> **Short exercise**
All the data below goes into the copy word for word, but the pictures don't.

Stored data

============================================================

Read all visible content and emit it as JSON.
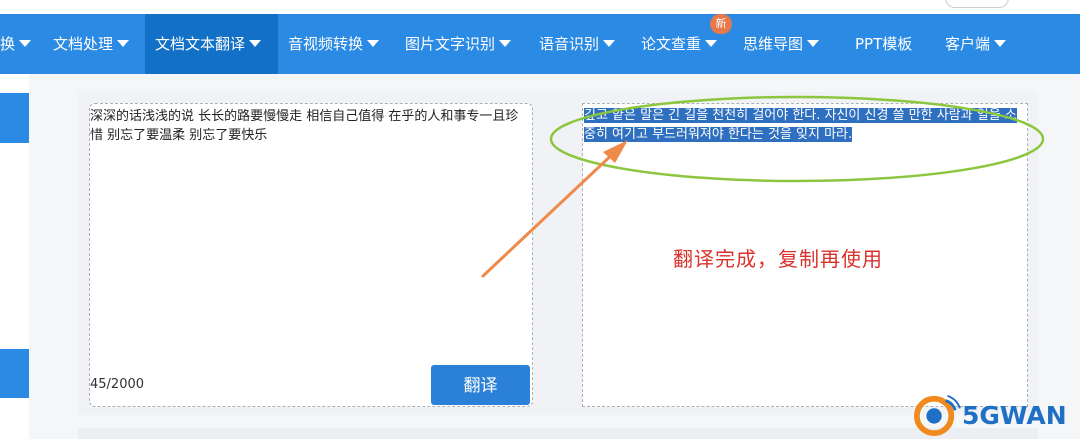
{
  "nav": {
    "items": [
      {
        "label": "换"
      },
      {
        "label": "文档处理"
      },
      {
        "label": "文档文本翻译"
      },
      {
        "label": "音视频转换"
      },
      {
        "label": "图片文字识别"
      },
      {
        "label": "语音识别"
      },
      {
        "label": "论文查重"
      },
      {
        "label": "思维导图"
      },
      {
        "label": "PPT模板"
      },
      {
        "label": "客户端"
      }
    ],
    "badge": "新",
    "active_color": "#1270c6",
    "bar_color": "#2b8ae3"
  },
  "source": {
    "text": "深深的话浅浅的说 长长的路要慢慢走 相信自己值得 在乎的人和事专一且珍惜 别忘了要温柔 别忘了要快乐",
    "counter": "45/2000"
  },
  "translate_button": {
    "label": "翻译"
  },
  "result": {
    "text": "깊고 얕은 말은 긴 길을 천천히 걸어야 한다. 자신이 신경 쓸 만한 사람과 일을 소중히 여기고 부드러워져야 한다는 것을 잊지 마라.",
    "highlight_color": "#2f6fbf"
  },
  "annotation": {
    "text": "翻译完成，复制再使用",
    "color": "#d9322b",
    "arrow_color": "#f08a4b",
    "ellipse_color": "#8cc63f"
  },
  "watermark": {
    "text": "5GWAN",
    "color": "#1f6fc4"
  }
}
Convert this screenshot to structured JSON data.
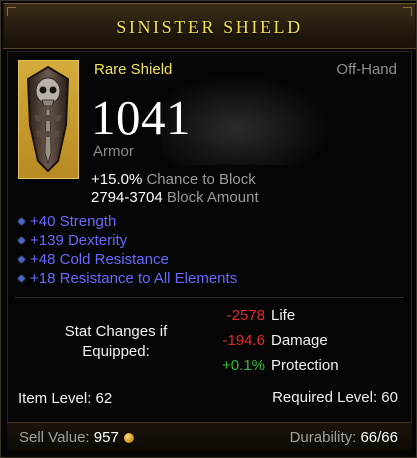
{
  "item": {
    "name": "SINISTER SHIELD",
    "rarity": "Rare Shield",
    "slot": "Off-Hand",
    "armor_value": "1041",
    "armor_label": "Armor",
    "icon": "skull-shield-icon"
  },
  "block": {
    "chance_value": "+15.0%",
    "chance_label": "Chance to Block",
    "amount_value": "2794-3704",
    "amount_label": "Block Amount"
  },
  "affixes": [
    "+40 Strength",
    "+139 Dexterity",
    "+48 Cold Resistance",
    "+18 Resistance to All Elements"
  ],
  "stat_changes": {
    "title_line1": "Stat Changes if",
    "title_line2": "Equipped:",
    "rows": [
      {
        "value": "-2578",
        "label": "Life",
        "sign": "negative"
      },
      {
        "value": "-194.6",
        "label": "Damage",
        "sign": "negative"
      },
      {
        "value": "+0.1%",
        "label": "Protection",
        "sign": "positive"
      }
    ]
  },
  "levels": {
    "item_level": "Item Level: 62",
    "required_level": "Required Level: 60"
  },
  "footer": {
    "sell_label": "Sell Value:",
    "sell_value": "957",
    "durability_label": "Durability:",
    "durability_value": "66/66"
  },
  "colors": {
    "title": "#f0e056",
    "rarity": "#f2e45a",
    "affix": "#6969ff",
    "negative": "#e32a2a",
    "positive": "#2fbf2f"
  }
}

============================================================

> **Response**
Read all visible content and emit it as JSON.
{
  "nav": {
    "items": [
      {
        "label": "换"
      },
      {
        "label": "文档处理"
      },
      {
        "label": "文档文本翻译"
      },
      {
        "label": "音视频转换"
      },
      {
        "label": "图片文字识别"
      },
      {
        "label": "语音识别"
      },
      {
        "label": "论文查重"
      },
      {
        "label": "思维导图"
      },
      {
        "label": "PPT模板"
      },
      {
        "label": "客户端"
      }
    ],
    "badge": "新",
    "active_color": "#1270c6",
    "bar_color": "#2b8ae3"
  },
  "source": {
    "text": "深深的话浅浅的说 长长的路要慢慢走 相信自己值得 在乎的人和事专一且珍惜 别忘了要温柔 别忘了要快乐",
    "counter": "45/2000"
  },
  "translate_button": {
    "label": "翻译"
  },
  "result": {
    "text": "깊고 얕은 말은 긴 길을 천천히 걸어야 한다. 자신이 신경 쓸 만한 사람과 일을 소중히 여기고 부드러워져야 한다는 것을 잊지 마라.",
    "highlight_color": "#2f6fbf"
  },
  "annotation": {
    "text": "翻译完成，复制再使用",
    "color": "#d9322b",
    "arrow_color": "#f08a4b",
    "ellipse_color": "#8cc63f"
  },
  "watermark": {
    "text": "5GWAN",
    "color": "#1f6fc4"
  }
}
Convert this screenshot to structured JSON data.
{
  "item": {
    "name": "SINISTER SHIELD",
    "rarity": "Rare Shield",
    "slot": "Off-Hand",
    "armor_value": "1041",
    "armor_label": "Armor",
    "icon": "skull-shield-icon"
  },
  "block": {
    "chance_value": "+15.0%",
    "chance_label": "Chance to Block",
    "amount_value": "2794-3704",
    "amount_label": "Block Amount"
  },
  "affixes": [
    "+40 Strength",
    "+139 Dexterity",
    "+48 Cold Resistance",
    "+18 Resistance to All Elements"
  ],
  "stat_changes": {
    "title_line1": "Stat Changes if",
    "title_line2": "Equipped:",
    "rows": [
      {
        "value": "-2578",
        "label": "Life",
        "sign": "negative"
      },
      {
        "value": "-194.6",
        "label": "Damage",
        "sign": "negative"
      },
      {
        "value": "+0.1%",
        "label": "Protection",
        "sign": "positive"
      }
    ]
  },
  "levels": {
    "item_level": "Item Level: 62",
    "required_level": "Required Level: 60"
  },
  "footer": {
    "sell_label": "Sell Value:",
    "sell_value": "957",
    "durability_label": "Durability:",
    "durability_value": "66/66"
  },
  "colors": {
    "title": "#f0e056",
    "rarity": "#f2e45a",
    "affix": "#6969ff",
    "negative": "#e32a2a",
    "positive": "#2fbf2f"
  }
}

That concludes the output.